* Exercise prompt *
Below are some records. Pull every line that contains the word "Willow".

* Exercise material *

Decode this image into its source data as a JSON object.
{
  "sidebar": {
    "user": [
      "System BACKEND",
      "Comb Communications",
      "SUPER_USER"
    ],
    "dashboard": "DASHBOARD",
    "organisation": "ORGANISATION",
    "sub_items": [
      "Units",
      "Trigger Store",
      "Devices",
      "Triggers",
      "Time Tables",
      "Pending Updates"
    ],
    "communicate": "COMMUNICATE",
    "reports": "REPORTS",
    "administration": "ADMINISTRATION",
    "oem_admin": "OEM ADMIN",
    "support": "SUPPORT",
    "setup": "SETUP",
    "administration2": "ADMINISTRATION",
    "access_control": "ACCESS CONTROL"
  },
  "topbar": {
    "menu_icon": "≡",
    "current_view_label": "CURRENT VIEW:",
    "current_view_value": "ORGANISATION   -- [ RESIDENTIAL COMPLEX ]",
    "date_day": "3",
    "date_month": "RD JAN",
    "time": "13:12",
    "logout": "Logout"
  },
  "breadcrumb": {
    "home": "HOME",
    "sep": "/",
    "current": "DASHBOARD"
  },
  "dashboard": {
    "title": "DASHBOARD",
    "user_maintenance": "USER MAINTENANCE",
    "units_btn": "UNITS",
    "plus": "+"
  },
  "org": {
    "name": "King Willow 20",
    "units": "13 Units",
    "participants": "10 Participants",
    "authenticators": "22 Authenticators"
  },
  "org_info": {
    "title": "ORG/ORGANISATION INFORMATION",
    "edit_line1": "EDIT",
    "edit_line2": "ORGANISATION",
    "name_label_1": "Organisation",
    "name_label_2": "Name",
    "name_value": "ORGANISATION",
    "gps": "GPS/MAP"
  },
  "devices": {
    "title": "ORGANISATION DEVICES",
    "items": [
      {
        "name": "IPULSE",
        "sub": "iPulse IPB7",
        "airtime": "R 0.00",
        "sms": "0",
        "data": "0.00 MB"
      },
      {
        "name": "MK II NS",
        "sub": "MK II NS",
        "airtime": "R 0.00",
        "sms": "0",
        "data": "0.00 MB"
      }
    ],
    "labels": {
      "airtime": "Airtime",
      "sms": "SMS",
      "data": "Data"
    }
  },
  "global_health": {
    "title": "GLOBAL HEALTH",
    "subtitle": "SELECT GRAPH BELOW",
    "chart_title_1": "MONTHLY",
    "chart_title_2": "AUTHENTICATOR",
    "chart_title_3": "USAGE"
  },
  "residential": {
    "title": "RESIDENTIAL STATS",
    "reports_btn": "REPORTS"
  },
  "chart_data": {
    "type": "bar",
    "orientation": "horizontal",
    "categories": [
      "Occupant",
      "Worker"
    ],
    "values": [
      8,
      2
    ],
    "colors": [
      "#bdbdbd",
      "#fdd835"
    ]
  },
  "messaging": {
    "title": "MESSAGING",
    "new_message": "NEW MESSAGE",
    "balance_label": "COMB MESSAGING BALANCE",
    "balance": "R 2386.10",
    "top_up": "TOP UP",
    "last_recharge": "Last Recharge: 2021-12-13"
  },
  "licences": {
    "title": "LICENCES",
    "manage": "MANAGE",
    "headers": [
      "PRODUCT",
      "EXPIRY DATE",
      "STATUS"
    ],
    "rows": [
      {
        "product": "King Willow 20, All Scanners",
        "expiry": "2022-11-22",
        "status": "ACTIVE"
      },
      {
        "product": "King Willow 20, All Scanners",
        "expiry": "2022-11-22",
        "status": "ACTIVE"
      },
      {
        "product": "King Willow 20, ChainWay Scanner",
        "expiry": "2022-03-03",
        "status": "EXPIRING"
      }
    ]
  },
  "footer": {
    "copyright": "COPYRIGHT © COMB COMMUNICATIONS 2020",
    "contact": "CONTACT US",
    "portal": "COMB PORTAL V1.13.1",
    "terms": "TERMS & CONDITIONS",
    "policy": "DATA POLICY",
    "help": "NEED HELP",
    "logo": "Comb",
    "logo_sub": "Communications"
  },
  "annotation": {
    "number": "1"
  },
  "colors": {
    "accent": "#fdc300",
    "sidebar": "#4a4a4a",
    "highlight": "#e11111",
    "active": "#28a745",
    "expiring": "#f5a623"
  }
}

* Full response *
    "name": "King Willow 20",
        "product": "King Willow 20, All Scanners",
        "product": "King Willow 20, All Scanners",
        "product": "King Willow 20, ChainWay Scanner",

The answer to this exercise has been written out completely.